:: PROBLEM TO WORK ON ::
In full and without deviation, write out the entries that follow.

>> Start LISTED RECORDS

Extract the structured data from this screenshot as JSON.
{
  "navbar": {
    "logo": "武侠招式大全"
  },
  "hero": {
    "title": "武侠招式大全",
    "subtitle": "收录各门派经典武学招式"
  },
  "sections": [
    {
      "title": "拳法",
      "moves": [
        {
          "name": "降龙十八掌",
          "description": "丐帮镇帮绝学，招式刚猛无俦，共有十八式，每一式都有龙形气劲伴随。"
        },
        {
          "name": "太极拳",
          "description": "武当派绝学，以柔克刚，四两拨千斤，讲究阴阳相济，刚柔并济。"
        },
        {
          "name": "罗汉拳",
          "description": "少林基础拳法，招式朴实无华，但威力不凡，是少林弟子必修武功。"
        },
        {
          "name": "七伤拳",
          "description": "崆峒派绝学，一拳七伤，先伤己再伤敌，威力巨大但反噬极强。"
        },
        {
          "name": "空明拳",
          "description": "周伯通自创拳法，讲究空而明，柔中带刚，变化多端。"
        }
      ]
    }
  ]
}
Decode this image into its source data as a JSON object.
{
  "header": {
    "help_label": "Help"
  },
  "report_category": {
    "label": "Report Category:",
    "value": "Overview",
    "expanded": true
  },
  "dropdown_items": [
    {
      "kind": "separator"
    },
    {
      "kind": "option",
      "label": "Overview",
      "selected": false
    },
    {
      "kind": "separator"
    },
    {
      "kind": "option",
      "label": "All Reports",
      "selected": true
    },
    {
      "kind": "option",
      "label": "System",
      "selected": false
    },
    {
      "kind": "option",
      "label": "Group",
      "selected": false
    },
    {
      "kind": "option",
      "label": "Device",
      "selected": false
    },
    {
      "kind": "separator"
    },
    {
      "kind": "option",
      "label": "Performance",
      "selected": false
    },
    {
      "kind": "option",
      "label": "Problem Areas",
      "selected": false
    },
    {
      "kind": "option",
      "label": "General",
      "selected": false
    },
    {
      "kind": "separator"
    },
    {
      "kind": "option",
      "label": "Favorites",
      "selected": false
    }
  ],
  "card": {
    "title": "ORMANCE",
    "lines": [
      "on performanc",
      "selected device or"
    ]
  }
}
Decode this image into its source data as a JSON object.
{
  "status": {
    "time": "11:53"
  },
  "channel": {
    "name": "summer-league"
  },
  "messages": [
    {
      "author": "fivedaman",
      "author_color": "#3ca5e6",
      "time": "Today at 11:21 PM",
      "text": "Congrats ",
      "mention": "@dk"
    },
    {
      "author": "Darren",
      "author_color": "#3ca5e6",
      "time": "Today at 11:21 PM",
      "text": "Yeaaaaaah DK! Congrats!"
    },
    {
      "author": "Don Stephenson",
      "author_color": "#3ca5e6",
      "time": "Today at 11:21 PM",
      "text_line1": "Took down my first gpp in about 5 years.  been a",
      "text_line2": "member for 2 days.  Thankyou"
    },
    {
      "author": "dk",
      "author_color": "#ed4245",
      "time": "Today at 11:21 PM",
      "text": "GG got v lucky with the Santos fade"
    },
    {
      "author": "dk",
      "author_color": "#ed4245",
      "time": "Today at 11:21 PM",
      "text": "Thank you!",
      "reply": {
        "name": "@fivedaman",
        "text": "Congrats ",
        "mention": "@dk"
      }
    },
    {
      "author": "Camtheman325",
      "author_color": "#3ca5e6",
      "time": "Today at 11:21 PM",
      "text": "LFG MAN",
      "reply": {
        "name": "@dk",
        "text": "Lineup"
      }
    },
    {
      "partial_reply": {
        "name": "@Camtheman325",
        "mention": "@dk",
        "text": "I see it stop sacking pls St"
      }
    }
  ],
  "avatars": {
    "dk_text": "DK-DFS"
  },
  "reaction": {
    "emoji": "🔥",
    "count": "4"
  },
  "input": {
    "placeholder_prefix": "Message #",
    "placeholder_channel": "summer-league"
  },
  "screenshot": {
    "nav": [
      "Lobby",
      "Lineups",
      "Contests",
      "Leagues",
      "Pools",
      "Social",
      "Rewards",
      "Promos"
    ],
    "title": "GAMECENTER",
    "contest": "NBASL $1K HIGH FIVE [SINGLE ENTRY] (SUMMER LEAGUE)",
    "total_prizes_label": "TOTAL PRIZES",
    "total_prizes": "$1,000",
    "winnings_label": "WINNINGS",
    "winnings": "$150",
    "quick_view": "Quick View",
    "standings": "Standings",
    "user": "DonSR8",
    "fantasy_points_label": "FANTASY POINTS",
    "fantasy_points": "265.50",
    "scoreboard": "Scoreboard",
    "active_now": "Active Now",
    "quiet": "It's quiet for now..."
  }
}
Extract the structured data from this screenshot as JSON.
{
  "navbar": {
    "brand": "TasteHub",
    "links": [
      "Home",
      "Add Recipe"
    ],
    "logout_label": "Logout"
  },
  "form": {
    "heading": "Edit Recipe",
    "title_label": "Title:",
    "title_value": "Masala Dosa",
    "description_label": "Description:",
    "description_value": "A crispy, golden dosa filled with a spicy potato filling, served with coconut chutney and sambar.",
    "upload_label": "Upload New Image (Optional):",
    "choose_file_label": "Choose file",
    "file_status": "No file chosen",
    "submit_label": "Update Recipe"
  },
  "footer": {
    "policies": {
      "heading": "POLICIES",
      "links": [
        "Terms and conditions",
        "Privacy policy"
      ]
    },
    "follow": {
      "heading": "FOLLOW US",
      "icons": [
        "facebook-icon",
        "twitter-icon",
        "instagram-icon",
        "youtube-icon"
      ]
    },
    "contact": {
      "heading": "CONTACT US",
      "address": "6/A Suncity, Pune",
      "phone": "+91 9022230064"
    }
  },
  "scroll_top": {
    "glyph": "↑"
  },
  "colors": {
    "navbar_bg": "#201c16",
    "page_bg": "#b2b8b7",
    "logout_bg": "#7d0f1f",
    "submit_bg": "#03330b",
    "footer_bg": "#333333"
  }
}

>> End LISTED RECORDS

:: TASK SOLUTION ::
Extract the structured data from this screenshot as JSON.
{
  "navbar": {
    "logo": "武侠招式大全"
  },
  "hero": {
    "title": "武侠招式大全",
    "subtitle": "收录各门派经典武学招式"
  },
  "sections": [
    {
      "title": "拳法",
      "moves": [
        {
          "name": "降龙十八掌",
          "description": "丐帮镇帮绝学，招式刚猛无俦，共有十八式，每一式都有龙形气劲伴随。"
        },
        {
          "name": "太极拳",
          "description": "武当派绝学，以柔克刚，四两拨千斤，讲究阴阳相济，刚柔并济。"
        },
        {
          "name": "罗汉拳",
          "description": "少林基础拳法，招式朴实无华，但威力不凡，是少林弟子必修武功。"
        },
        {
          "name": "七伤拳",
          "description": "崆峒派绝学，一拳七伤，先伤己再伤敌，威力巨大但反噬极强。"
        },
        {
          "name": "空明拳",
          "description": "周伯通自创拳法，讲究空而明，柔中带刚，变化多端。"
        }
      ]
    }
  ]
}
Decode this image into its source data as a JSON object.
{
  "header": {
    "help_label": "Help"
  },
  "report_category": {
    "label": "Report Category:",
    "value": "Overview",
    "expanded": true
  },
  "dropdown_items": [
    {
      "kind": "separator"
    },
    {
      "kind": "option",
      "label": "Overview",
      "selected": false
    },
    {
      "kind": "separator"
    },
    {
      "kind": "option",
      "label": "All Reports",
      "selected": true
    },
    {
      "kind": "option",
      "label": "System",
      "selected": false
    },
    {
      "kind": "option",
      "label": "Group",
      "selected": false
    },
    {
      "kind": "option",
      "label": "Device",
      "selected": false
    },
    {
      "kind": "separator"
    },
    {
      "kind": "option",
      "label": "Performance",
      "selected": false
    },
    {
      "kind": "option",
      "label": "Problem Areas",
      "selected": false
    },
    {
      "kind": "option",
      "label": "General",
      "selected": false
    },
    {
      "kind": "separator"
    },
    {
      "kind": "option",
      "label": "Favorites",
      "selected": false
    }
  ],
  "card": {
    "title": "ORMANCE",
    "lines": [
      "on performanc",
      "selected device or"
    ]
  }
}
Decode this image into its source data as a JSON object.
{
  "status": {
    "time": "11:53"
  },
  "channel": {
    "name": "summer-league"
  },
  "messages": [
    {
      "author": "fivedaman",
      "author_color": "#3ca5e6",
      "time": "Today at 11:21 PM",
      "text": "Congrats ",
      "mention": "@dk"
    },
    {
      "author": "Darren",
      "author_color": "#3ca5e6",
      "time": "Today at 11:21 PM",
      "text": "Yeaaaaaah DK! Congrats!"
    },
    {
      "author": "Don Stephenson",
      "author_color": "#3ca5e6",
      "time": "Today at 11:21 PM",
      "text_line1": "Took down my first gpp in about 5 years.  been a",
      "text_line2": "member for 2 days.  Thankyou"
    },
    {
      "author": "dk",
      "author_color": "#ed4245",
      "time": "Today at 11:21 PM",
      "text": "GG got v lucky with the Santos fade"
    },
    {
      "author": "dk",
      "author_color": "#ed4245",
      "time": "Today at 11:21 PM",
      "text": "Thank you!",
      "reply": {
        "name": "@fivedaman",
        "text": "Congrats ",
        "mention": "@dk"
      }
    },
    {
      "author": "Camtheman325",
      "author_color": "#3ca5e6",
      "time": "Today at 11:21 PM",
      "text": "LFG MAN",
      "reply": {
        "name": "@dk",
        "text": "Lineup"
      }
    },
    {
      "partial_reply": {
        "name": "@Camtheman325",
        "mention": "@dk",
        "text": "I see it stop sacking pls St"
      }
    }
  ],
  "avatars": {
    "dk_text": "DK-DFS"
  },
  "reaction": {
    "emoji": "🔥",
    "count": "4"
  },
  "input": {
    "placeholder_prefix": "Message #",
    "placeholder_channel": "summer-league"
  },
  "screenshot": {
    "nav": [
      "Lobby",
      "Lineups",
      "Contests",
      "Leagues",
      "Pools",
      "Social",
      "Rewards",
      "Promos"
    ],
    "title": "GAMECENTER",
    "contest": "NBASL $1K HIGH FIVE [SINGLE ENTRY] (SUMMER LEAGUE)",
    "total_prizes_label": "TOTAL PRIZES",
    "total_prizes": "$1,000",
    "winnings_label": "WINNINGS",
    "winnings": "$150",
    "quick_view": "Quick View",
    "standings": "Standings",
    "user": "DonSR8",
    "fantasy_points_label": "FANTASY POINTS",
    "fantasy_points": "265.50",
    "scoreboard": "Scoreboard",
    "active_now": "Active Now",
    "quiet": "It's quiet for now..."
  }
}
Extract the structured data from this screenshot as JSON.
{
  "navbar": {
    "brand": "TasteHub",
    "links": [
      "Home",
      "Add Recipe"
    ],
    "logout_label": "Logout"
  },
  "form": {
    "heading": "Edit Recipe",
    "title_label": "Title:",
    "title_value": "Masala Dosa",
    "description_label": "Description:",
    "description_value": "A crispy, golden dosa filled with a spicy potato filling, served with coconut chutney and sambar.",
    "upload_label": "Upload New Image (Optional):",
    "choose_file_label": "Choose file",
    "file_status": "No file chosen",
    "submit_label": "Update Recipe"
  },
  "footer": {
    "policies": {
      "heading": "POLICIES",
      "links": [
        "Terms and conditions",
        "Privacy policy"
      ]
    },
    "follow": {
      "heading": "FOLLOW US",
      "icons": [
        "facebook-icon",
        "twitter-icon",
        "instagram-icon",
        "youtube-icon"
      ]
    },
    "contact": {
      "heading": "CONTACT US",
      "address": "6/A Suncity, Pune",
      "phone": "+91 9022230064"
    }
  },
  "scroll_top": {
    "glyph": "↑"
  },
  "colors": {
    "navbar_bg": "#201c16",
    "page_bg": "#b2b8b7",
    "logout_bg": "#7d0f1f",
    "submit_bg": "#03330b",
    "footer_bg": "#333333"
  }
}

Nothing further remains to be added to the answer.